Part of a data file
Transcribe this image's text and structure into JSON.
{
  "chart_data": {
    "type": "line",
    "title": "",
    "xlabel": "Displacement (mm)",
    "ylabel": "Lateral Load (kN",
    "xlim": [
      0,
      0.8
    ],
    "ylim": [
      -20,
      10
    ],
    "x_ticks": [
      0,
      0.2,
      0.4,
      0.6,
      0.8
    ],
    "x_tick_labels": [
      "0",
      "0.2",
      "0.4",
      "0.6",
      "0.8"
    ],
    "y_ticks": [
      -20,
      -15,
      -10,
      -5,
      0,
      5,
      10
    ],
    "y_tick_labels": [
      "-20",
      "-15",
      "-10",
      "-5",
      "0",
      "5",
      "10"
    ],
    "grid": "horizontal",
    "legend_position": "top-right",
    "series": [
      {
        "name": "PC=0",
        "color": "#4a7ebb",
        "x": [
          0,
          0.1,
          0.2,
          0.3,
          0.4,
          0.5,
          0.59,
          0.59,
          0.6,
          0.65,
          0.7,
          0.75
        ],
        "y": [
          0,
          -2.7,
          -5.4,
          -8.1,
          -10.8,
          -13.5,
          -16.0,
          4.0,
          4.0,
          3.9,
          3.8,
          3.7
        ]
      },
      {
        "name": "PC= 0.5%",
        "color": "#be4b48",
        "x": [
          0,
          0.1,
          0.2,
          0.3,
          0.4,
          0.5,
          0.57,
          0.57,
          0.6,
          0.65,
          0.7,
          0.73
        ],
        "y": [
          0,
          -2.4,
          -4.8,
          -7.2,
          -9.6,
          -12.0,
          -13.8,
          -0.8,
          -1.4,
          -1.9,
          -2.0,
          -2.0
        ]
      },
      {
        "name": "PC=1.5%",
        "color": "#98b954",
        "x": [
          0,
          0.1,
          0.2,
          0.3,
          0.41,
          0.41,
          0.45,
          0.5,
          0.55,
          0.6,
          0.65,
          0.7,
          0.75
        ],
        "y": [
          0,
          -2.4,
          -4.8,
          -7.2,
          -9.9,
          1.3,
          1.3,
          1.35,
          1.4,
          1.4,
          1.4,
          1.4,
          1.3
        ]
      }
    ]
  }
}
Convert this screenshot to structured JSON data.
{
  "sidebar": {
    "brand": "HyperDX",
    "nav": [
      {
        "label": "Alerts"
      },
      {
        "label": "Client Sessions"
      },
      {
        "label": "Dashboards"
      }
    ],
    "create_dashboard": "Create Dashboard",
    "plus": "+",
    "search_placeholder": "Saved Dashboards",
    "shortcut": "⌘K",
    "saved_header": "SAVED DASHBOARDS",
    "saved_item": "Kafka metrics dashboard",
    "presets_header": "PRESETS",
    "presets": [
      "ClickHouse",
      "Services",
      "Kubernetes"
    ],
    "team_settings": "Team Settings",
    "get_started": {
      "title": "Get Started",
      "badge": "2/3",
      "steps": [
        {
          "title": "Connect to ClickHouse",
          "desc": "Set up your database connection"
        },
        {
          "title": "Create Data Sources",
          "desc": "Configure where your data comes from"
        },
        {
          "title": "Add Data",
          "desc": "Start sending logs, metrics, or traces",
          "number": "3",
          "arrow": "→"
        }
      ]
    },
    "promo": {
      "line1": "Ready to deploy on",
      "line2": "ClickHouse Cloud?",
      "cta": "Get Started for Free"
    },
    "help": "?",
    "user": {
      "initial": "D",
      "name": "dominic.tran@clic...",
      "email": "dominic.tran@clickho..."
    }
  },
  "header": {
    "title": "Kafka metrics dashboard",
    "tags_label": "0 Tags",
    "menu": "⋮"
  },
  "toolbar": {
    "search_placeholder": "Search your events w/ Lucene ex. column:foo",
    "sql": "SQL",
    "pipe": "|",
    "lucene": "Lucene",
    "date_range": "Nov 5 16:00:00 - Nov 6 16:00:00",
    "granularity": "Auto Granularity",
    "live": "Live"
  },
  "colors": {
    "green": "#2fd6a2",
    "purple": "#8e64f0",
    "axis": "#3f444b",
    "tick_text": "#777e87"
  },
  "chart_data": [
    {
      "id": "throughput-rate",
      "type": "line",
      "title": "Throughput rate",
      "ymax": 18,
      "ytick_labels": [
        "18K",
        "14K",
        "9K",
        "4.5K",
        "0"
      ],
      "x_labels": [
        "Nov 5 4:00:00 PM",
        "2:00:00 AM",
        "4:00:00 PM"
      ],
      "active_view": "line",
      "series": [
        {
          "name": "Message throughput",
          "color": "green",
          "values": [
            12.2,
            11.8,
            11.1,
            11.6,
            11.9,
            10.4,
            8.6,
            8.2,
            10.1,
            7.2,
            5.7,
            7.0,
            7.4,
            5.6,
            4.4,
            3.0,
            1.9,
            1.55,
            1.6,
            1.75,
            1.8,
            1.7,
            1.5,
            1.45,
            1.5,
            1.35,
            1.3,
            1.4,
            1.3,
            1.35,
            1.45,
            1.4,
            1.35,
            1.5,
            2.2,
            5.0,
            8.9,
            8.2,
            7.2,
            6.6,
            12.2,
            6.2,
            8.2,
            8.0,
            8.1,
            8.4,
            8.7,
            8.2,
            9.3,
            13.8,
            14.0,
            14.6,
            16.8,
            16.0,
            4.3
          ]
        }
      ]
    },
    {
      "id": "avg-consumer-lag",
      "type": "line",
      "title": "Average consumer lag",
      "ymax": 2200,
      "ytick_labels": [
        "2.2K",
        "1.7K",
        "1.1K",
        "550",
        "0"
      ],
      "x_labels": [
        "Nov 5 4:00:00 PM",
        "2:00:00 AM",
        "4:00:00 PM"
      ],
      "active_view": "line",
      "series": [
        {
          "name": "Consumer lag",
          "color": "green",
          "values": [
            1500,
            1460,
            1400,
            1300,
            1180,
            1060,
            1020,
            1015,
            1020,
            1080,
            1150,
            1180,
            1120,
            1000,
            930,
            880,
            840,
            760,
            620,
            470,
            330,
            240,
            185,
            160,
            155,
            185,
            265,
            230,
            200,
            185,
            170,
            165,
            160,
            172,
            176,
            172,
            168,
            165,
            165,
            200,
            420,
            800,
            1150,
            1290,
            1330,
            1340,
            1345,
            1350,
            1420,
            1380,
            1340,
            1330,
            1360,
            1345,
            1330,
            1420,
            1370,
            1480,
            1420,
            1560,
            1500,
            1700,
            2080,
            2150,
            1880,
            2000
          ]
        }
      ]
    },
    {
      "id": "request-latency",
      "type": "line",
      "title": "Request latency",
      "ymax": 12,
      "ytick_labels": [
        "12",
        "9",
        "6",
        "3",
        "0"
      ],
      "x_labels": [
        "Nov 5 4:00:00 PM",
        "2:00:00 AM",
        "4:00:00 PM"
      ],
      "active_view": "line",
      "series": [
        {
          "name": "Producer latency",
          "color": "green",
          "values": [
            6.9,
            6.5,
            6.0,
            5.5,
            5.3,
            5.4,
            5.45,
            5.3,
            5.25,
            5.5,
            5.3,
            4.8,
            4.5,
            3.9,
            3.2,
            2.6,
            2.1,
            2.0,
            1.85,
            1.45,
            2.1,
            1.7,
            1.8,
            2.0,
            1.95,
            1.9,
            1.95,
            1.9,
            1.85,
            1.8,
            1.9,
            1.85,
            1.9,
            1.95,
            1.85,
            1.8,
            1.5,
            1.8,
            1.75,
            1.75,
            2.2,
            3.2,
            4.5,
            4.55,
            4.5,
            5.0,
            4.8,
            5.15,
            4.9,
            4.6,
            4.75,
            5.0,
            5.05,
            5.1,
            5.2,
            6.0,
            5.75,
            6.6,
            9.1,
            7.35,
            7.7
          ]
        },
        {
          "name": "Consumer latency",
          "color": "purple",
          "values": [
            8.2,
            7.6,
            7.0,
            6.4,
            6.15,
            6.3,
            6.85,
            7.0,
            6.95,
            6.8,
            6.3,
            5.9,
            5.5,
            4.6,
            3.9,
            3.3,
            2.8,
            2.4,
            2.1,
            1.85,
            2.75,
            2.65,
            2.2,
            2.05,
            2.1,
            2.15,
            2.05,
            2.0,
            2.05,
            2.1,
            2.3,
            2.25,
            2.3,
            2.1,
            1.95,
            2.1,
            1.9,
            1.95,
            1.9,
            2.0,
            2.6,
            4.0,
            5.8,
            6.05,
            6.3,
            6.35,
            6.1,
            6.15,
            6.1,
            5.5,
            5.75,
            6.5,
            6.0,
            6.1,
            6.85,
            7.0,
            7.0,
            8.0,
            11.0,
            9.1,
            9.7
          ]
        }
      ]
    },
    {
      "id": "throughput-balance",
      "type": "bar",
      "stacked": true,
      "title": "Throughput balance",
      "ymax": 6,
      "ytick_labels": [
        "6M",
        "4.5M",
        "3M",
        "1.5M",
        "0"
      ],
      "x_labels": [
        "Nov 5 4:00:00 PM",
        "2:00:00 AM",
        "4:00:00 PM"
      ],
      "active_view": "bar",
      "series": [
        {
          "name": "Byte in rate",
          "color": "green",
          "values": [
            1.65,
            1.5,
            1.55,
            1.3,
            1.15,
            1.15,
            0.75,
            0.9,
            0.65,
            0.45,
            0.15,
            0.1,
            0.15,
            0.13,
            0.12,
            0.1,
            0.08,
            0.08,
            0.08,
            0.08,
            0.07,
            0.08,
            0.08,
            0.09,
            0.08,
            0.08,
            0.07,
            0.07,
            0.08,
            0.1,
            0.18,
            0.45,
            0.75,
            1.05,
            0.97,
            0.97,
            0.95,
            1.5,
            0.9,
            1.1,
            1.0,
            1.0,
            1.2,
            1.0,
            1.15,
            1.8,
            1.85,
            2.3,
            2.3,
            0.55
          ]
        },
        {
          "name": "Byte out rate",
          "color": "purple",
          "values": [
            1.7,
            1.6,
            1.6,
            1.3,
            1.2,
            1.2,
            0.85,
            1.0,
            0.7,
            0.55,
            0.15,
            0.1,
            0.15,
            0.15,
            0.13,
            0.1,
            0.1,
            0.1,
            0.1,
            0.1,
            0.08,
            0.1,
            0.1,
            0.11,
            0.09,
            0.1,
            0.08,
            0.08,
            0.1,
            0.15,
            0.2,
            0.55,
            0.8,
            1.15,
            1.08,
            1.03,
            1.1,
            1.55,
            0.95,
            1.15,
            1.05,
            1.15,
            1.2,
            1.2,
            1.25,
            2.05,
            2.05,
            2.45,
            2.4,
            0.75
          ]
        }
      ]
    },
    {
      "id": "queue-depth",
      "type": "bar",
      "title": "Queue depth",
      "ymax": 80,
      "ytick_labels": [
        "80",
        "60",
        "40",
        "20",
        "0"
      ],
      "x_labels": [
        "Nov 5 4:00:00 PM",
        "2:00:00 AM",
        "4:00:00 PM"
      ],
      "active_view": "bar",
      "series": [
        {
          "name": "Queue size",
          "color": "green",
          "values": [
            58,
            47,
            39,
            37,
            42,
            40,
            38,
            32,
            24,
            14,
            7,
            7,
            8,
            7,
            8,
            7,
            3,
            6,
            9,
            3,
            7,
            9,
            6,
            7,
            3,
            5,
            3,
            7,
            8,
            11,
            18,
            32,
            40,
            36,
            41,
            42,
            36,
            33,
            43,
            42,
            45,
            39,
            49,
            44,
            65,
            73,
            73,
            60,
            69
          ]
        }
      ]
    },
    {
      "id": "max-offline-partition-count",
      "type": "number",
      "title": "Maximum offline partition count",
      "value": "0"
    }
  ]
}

WRITTEN REQUEST
Pick out lines containing the word "balance", each one as written.

COMPLETE OUTPUT
      "id": "throughput-balance",
      "title": "Throughput balance",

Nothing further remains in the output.